Francis Frith on the East End


A century ago the streets of the East End were very different to today, with a vibrant community of street traders, beggars and confidence tricksters employing any and every manner of business to drag them out of poverty. It’s a colourful world that would be lost to us were it not for an astonishing and immense photographic archive, compiled over three decades by one of the great pioneers of the camera.

Of course Francis Frith didn’t only snap the East End. Amazingly, this devout Quaker, former grocer and ace businessman set himself the project of photographing every city, town and village in Britain, as well as undertaking exotic and perilous photo-expeditions to Africa. But it is his pictures of the bootblacks, knife sharpeners, organ grinders and cake sellers of Whitechapel that provide a vivid history lesson in the nature of Victorian poverty.

Frith had established a thriving grocery business in Liverpool by 1855, but had always yearned to travel. He sold up for the enormous sum of £200,000 – around £15m at present values. A man of leisure, and captivated by the new science of photography, he set out to see the world.

He spent the next four years travelling to Africa, using a specially designed wicker carriage that doubled as sleeping quarters and dark room. He laboured for hours in his sweltering dark room, but the results were spectacular. Back in London, he exhibited to the Royal Society and was rapturously cheered.

■ Recorded data

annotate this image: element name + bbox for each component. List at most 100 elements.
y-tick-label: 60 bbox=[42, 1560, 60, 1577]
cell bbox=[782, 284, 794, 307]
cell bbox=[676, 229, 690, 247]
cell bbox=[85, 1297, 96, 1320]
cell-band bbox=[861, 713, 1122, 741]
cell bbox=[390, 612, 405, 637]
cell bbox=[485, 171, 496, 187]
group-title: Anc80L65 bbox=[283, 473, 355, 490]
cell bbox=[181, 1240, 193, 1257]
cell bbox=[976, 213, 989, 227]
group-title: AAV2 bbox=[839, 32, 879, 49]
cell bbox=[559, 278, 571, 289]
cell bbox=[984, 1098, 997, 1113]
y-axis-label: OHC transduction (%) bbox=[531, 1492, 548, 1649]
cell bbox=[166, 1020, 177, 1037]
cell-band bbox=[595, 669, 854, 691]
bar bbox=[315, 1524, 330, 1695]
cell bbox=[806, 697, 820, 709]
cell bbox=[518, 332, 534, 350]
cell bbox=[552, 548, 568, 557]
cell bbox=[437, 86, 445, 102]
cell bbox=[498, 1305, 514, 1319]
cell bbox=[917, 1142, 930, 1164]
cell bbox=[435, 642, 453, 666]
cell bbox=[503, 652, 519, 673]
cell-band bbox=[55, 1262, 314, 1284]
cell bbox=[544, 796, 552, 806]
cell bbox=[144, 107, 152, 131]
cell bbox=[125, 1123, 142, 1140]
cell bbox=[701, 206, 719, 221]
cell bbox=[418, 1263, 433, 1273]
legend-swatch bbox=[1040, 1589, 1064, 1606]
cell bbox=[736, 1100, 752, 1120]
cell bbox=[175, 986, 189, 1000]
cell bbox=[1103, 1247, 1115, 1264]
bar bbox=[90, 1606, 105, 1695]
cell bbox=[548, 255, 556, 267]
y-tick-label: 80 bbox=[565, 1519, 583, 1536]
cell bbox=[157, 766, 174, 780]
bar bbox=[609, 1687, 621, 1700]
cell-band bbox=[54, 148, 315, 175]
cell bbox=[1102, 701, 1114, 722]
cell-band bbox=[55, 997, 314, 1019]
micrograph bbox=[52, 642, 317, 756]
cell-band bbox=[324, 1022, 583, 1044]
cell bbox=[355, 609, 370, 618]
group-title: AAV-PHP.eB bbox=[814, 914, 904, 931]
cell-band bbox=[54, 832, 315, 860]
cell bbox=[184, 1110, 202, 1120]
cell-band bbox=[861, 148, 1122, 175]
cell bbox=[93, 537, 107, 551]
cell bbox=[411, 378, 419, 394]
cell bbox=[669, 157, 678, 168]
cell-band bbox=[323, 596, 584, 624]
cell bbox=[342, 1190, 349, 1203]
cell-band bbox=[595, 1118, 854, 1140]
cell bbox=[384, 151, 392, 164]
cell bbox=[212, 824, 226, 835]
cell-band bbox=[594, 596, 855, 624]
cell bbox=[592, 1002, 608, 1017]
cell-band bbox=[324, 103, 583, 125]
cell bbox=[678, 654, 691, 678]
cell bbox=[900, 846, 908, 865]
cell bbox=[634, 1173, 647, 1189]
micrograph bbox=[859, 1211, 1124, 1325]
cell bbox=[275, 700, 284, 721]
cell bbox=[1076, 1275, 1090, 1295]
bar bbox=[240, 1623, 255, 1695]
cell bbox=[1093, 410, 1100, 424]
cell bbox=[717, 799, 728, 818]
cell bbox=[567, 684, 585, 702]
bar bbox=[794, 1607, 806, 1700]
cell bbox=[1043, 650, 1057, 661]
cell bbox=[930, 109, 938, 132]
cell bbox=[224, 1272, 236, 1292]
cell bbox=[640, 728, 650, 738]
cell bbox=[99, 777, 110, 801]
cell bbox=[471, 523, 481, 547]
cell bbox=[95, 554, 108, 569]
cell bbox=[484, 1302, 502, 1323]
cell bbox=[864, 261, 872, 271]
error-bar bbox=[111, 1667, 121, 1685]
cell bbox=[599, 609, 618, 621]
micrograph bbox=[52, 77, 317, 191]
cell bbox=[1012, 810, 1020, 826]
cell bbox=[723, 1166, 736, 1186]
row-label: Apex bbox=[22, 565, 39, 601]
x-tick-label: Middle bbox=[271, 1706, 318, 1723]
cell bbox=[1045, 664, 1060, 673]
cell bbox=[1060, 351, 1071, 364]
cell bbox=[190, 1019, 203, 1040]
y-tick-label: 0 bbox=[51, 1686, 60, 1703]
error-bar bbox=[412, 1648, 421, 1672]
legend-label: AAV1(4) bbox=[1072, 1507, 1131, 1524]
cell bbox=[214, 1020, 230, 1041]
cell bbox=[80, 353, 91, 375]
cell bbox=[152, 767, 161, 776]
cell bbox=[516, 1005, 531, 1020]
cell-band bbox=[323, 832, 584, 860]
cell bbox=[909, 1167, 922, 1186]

■ Your instructions
Quote the stretch of the Francis Frith article from "A century ago" through "of Victorian poverty.". This material has no connection to the article on Francis Frith and the East End.

■ Result
A century ago the streets of the East End were very different to today, with a vibrant community of street traders, beggars and confidence tricksters employing any and every manner of business to drag them out of poverty. It’s a colourful world that would be lost to us were it not for an astonishing and immense photographic archive, compiled over three decades by one of the great pioneers of the camera.

Of course Francis Frith didn’t only snap the East End. Amazingly, this devout Quaker, former grocer and ace businessman set himself the project of photographing every city, town and village in Britain, as well as undertaking exotic and perilous photo-expeditions to Africa. But it is his pictures of the bootblacks, knife sharpeners, organ grinders and cake sellers of Whitechapel that provide a vivid history lesson in the nature of Victorian poverty.